*Provided data*.
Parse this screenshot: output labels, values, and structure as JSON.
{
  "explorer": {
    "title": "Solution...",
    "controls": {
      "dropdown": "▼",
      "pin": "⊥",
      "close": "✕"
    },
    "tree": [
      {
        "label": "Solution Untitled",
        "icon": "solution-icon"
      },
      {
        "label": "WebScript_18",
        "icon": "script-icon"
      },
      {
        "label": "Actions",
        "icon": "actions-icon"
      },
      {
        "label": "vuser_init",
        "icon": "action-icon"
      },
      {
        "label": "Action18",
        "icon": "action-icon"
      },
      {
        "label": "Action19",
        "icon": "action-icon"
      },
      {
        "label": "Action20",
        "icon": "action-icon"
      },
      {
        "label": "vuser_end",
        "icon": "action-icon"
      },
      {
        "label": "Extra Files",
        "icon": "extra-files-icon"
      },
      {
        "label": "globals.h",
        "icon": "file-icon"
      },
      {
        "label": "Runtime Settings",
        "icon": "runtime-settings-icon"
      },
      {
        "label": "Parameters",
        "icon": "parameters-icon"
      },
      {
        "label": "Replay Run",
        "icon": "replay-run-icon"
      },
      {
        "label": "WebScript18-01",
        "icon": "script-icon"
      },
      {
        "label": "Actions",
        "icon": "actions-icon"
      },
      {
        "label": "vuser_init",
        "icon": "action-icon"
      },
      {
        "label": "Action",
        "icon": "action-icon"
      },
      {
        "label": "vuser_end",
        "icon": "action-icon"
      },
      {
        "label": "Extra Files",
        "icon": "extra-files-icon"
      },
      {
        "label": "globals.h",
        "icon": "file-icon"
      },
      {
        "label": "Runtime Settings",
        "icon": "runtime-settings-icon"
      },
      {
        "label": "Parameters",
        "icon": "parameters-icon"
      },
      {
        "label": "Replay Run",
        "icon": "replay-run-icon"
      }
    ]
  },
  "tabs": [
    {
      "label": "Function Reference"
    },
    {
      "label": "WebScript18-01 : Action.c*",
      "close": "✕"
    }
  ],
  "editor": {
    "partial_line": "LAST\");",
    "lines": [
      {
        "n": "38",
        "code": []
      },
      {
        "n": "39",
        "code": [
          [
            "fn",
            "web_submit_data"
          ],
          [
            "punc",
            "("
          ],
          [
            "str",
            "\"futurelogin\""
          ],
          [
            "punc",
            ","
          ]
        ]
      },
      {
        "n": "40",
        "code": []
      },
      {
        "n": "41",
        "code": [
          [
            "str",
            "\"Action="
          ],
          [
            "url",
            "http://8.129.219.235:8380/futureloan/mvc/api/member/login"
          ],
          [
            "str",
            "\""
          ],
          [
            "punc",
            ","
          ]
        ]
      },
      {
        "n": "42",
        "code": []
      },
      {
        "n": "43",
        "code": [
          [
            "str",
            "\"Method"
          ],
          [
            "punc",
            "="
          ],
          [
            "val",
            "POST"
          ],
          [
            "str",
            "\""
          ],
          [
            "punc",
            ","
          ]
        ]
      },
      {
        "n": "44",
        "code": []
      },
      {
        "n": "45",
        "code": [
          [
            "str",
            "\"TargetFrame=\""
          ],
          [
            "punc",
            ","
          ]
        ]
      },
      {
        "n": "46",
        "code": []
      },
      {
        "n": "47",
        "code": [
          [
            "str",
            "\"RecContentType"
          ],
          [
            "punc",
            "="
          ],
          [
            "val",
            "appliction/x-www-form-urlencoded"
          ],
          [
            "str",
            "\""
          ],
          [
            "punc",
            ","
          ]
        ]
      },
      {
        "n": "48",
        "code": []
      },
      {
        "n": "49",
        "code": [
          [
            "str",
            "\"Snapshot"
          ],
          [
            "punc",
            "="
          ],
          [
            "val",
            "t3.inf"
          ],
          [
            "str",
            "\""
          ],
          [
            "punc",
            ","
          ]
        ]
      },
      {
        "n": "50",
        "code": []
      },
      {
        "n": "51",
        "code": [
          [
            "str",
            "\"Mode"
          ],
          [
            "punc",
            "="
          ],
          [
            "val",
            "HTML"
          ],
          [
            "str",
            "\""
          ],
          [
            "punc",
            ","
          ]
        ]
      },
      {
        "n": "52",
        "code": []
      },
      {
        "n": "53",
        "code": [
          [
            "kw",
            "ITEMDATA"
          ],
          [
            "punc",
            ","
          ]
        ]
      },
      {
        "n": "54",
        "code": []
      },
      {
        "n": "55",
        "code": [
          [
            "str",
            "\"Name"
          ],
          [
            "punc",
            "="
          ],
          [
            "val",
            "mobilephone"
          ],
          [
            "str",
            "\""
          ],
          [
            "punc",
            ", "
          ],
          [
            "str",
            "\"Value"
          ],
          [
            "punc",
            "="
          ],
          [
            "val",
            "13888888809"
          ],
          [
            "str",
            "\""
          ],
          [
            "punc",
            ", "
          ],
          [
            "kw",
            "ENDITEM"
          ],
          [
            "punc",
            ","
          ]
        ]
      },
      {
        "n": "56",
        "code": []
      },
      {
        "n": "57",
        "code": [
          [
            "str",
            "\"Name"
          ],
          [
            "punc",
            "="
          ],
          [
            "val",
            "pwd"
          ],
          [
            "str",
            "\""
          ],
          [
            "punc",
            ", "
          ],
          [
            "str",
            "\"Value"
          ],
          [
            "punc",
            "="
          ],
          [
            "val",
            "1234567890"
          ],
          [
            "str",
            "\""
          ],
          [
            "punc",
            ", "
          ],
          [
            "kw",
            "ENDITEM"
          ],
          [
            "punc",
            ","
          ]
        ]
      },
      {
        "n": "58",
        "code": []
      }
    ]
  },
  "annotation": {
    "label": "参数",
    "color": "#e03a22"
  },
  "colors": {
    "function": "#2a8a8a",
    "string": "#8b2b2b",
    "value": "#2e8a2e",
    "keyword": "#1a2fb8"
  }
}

*Challenge*. Restate the whole of the material exactly.

*Worked answer*.
Parse this screenshot: output labels, values, and structure as JSON.
{
  "explorer": {
    "title": "Solution...",
    "controls": {
      "dropdown": "▼",
      "pin": "⊥",
      "close": "✕"
    },
    "tree": [
      {
        "label": "Solution Untitled",
        "icon": "solution-icon"
      },
      {
        "label": "WebScript_18",
        "icon": "script-icon"
      },
      {
        "label": "Actions",
        "icon": "actions-icon"
      },
      {
        "label": "vuser_init",
        "icon": "action-icon"
      },
      {
        "label": "Action18",
        "icon": "action-icon"
      },
      {
        "label": "Action19",
        "icon": "action-icon"
      },
      {
        "label": "Action20",
        "icon": "action-icon"
      },
      {
        "label": "vuser_end",
        "icon": "action-icon"
      },
      {
        "label": "Extra Files",
        "icon": "extra-files-icon"
      },
      {
        "label": "globals.h",
        "icon": "file-icon"
      },
      {
        "label": "Runtime Settings",
        "icon": "runtime-settings-icon"
      },
      {
        "label": "Parameters",
        "icon": "parameters-icon"
      },
      {
        "label": "Replay Run",
        "icon": "replay-run-icon"
      },
      {
        "label": "WebScript18-01",
        "icon": "script-icon"
      },
      {
        "label": "Actions",
        "icon": "actions-icon"
      },
      {
        "label": "vuser_init",
        "icon": "action-icon"
      },
      {
        "label": "Action",
        "icon": "action-icon"
      },
      {
        "label": "vuser_end",
        "icon": "action-icon"
      },
      {
        "label": "Extra Files",
        "icon": "extra-files-icon"
      },
      {
        "label": "globals.h",
        "icon": "file-icon"
      },
      {
        "label": "Runtime Settings",
        "icon": "runtime-settings-icon"
      },
      {
        "label": "Parameters",
        "icon": "parameters-icon"
      },
      {
        "label": "Replay Run",
        "icon": "replay-run-icon"
      }
    ]
  },
  "tabs": [
    {
      "label": "Function Reference"
    },
    {
      "label": "WebScript18-01 : Action.c*",
      "close": "✕"
    }
  ],
  "editor": {
    "partial_line": "LAST\");",
    "lines": [
      {
        "n": "38",
        "code": []
      },
      {
        "n": "39",
        "code": [
          [
            "fn",
            "web_submit_data"
          ],
          [
            "punc",
            "("
          ],
          [
            "str",
            "\"futurelogin\""
          ],
          [
            "punc",
            ","
          ]
        ]
      },
      {
        "n": "40",
        "code": []
      },
      {
        "n": "41",
        "code": [
          [
            "str",
            "\"Action="
          ],
          [
            "url",
            "http://8.129.219.235:8380/futureloan/mvc/api/member/login"
          ],
          [
            "str",
            "\""
          ],
          [
            "punc",
            ","
          ]
        ]
      },
      {
        "n": "42",
        "code": []
      },
      {
        "n": "43",
        "code": [
          [
            "str",
            "\"Method"
          ],
          [
            "punc",
            "="
          ],
          [
            "val",
            "POST"
          ],
          [
            "str",
            "\""
          ],
          [
            "punc",
            ","
          ]
        ]
      },
      {
        "n": "44",
        "code": []
      },
      {
        "n": "45",
        "code": [
          [
            "str",
            "\"TargetFrame=\""
          ],
          [
            "punc",
            ","
          ]
        ]
      },
      {
        "n": "46",
        "code": []
      },
      {
        "n": "47",
        "code": [
          [
            "str",
            "\"RecContentType"
          ],
          [
            "punc",
            "="
          ],
          [
            "val",
            "appliction/x-www-form-urlencoded"
          ],
          [
            "str",
            "\""
          ],
          [
            "punc",
            ","
          ]
        ]
      },
      {
        "n": "48",
        "code": []
      },
      {
        "n": "49",
        "code": [
          [
            "str",
            "\"Snapshot"
          ],
          [
            "punc",
            "="
          ],
          [
            "val",
            "t3.inf"
          ],
          [
            "str",
            "\""
          ],
          [
            "punc",
            ","
          ]
        ]
      },
      {
        "n": "50",
        "code": []
      },
      {
        "n": "51",
        "code": [
          [
            "str",
            "\"Mode"
          ],
          [
            "punc",
            "="
          ],
          [
            "val",
            "HTML"
          ],
          [
            "str",
            "\""
          ],
          [
            "punc",
            ","
          ]
        ]
      },
      {
        "n": "52",
        "code": []
      },
      {
        "n": "53",
        "code": [
          [
            "kw",
            "ITEMDATA"
          ],
          [
            "punc",
            ","
          ]
        ]
      },
      {
        "n": "54",
        "code": []
      },
      {
        "n": "55",
        "code": [
          [
            "str",
            "\"Name"
          ],
          [
            "punc",
            "="
          ],
          [
            "val",
            "mobilephone"
          ],
          [
            "str",
            "\""
          ],
          [
            "punc",
            ", "
          ],
          [
            "str",
            "\"Value"
          ],
          [
            "punc",
            "="
          ],
          [
            "val",
            "13888888809"
          ],
          [
            "str",
            "\""
          ],
          [
            "punc",
            ", "
          ],
          [
            "kw",
            "ENDITEM"
          ],
          [
            "punc",
            ","
          ]
        ]
      },
      {
        "n": "56",
        "code": []
      },
      {
        "n": "57",
        "code": [
          [
            "str",
            "\"Name"
          ],
          [
            "punc",
            "="
          ],
          [
            "val",
            "pwd"
          ],
          [
            "str",
            "\""
          ],
          [
            "punc",
            ", "
          ],
          [
            "str",
            "\"Value"
          ],
          [
            "punc",
            "="
          ],
          [
            "val",
            "1234567890"
          ],
          [
            "str",
            "\""
          ],
          [
            "punc",
            ", "
          ],
          [
            "kw",
            "ENDITEM"
          ],
          [
            "punc",
            ","
          ]
        ]
      },
      {
        "n": "58",
        "code": []
      }
    ]
  },
  "annotation": {
    "label": "参数",
    "color": "#e03a22"
  },
  "colors": {
    "function": "#2a8a8a",
    "string": "#8b2b2b",
    "value": "#2e8a2e",
    "keyword": "#1a2fb8"
  }
}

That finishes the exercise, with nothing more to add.